>> Begin EXERCISE MATERIALS

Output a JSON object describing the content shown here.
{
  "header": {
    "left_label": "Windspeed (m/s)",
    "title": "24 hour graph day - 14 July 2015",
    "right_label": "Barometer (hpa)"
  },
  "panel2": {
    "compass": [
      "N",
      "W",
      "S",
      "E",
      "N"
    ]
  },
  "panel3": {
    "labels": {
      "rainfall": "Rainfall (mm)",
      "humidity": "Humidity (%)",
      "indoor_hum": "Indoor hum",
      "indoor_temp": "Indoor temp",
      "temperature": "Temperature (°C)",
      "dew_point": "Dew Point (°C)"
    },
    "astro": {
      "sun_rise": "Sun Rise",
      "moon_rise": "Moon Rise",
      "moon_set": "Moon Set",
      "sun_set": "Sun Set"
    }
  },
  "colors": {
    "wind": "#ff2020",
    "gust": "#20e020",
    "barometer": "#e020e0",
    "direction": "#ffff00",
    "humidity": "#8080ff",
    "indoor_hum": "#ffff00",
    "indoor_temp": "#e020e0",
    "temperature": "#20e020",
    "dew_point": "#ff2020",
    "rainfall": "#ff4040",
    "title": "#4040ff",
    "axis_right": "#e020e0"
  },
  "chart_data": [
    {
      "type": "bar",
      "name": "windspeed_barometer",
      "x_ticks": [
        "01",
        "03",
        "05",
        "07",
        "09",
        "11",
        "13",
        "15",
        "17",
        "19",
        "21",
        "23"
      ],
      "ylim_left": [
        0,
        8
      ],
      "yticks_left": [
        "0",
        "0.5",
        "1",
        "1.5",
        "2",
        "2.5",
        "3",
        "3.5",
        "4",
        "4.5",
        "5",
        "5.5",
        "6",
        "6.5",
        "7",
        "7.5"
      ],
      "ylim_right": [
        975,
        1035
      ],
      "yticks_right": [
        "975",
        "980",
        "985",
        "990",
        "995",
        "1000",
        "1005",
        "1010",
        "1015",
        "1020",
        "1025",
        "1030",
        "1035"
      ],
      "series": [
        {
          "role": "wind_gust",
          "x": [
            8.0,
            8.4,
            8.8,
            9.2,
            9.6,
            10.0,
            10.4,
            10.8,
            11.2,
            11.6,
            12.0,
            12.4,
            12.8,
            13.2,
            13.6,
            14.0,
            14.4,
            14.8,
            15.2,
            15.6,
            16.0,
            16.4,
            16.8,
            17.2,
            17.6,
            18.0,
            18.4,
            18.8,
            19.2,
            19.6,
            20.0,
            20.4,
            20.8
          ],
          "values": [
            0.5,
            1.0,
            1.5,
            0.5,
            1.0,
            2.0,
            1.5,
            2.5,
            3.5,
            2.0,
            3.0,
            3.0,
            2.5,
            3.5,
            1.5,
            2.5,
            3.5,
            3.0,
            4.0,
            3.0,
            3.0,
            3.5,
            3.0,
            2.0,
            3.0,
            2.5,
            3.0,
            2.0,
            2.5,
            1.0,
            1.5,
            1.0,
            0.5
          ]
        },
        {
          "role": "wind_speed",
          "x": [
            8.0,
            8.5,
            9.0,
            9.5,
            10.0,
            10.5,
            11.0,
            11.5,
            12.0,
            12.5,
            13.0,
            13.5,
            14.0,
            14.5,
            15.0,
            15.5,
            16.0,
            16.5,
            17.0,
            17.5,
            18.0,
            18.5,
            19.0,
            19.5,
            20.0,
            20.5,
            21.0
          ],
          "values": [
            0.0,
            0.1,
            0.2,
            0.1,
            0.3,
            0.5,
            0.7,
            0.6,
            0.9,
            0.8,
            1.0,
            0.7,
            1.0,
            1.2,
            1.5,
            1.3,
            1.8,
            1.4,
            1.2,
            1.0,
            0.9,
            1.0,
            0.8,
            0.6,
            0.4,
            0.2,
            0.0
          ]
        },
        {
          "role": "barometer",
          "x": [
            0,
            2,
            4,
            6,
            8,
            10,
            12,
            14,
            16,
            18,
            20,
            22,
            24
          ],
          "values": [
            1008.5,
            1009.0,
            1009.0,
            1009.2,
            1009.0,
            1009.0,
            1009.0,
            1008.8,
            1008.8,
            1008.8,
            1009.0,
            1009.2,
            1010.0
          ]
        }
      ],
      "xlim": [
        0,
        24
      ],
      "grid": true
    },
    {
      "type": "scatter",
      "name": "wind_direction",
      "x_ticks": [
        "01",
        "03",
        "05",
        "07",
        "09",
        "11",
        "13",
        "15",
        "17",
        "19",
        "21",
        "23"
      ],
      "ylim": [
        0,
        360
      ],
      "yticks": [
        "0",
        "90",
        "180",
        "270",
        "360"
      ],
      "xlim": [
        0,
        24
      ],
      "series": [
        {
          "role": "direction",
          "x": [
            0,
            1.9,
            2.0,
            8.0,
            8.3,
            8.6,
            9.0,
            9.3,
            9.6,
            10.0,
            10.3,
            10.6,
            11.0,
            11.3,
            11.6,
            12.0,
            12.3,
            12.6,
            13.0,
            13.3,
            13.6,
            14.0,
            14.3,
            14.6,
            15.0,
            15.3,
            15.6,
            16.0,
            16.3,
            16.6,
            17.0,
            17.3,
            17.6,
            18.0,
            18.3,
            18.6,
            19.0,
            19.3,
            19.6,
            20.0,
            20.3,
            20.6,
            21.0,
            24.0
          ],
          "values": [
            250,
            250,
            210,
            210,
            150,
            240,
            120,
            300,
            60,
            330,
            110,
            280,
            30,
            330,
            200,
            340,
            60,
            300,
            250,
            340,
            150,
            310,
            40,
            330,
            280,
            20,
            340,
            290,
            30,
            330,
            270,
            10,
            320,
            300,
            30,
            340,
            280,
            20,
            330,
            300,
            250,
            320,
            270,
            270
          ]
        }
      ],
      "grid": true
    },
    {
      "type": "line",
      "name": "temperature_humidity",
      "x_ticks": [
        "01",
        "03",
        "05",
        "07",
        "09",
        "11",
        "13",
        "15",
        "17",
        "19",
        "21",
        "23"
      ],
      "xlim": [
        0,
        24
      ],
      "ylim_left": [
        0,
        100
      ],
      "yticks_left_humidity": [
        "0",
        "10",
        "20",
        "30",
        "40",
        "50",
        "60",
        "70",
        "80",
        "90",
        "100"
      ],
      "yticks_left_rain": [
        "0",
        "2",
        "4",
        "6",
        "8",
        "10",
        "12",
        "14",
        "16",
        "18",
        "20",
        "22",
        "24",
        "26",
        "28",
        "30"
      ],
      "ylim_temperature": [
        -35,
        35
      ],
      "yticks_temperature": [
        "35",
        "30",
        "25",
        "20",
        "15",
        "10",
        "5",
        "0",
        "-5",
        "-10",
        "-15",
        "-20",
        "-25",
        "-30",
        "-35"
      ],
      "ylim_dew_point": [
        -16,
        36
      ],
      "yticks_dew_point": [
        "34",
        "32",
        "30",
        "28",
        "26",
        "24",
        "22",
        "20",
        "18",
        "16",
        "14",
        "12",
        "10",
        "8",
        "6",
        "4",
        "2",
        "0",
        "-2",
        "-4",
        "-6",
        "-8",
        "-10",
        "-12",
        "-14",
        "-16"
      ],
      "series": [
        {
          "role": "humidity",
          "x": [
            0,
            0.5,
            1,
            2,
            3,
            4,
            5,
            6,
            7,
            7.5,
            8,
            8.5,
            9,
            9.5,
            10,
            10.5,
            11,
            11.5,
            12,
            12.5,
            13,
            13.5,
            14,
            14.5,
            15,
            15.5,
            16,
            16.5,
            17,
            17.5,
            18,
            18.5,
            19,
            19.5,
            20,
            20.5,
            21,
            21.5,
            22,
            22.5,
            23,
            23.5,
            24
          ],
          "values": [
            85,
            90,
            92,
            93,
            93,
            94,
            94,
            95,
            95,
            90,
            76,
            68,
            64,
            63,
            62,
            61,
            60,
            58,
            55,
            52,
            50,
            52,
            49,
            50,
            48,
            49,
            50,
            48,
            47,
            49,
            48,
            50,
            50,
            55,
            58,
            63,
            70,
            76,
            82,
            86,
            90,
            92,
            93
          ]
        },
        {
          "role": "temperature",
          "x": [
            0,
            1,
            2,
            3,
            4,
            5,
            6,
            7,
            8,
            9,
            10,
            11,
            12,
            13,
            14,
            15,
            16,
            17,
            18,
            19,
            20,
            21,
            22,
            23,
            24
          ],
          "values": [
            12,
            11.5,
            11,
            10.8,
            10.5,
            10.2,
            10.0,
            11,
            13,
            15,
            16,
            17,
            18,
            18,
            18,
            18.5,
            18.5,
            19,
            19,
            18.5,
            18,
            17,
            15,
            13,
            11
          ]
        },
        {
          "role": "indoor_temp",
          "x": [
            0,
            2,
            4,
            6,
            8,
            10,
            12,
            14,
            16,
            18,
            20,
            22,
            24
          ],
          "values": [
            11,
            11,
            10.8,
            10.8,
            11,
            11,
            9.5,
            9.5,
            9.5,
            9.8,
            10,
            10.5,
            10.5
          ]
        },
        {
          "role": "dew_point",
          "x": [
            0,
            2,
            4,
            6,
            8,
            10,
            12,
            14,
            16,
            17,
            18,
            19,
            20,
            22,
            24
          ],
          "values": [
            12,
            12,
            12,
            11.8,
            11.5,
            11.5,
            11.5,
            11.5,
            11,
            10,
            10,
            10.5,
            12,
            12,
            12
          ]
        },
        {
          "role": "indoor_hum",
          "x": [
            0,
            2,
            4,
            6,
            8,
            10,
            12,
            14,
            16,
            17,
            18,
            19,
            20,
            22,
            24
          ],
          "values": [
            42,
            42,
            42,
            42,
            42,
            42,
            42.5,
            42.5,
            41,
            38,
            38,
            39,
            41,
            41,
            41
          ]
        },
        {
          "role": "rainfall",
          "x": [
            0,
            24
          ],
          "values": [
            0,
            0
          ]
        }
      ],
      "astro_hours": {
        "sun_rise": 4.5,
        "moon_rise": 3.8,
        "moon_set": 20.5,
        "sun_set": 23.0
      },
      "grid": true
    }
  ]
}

>> End EXERCISE MATERIALS

> **REQUIRED WORK**: Answer with one number: how many lines of the entries above include the word "title".

> **RESULT OF THIS TASK**: 2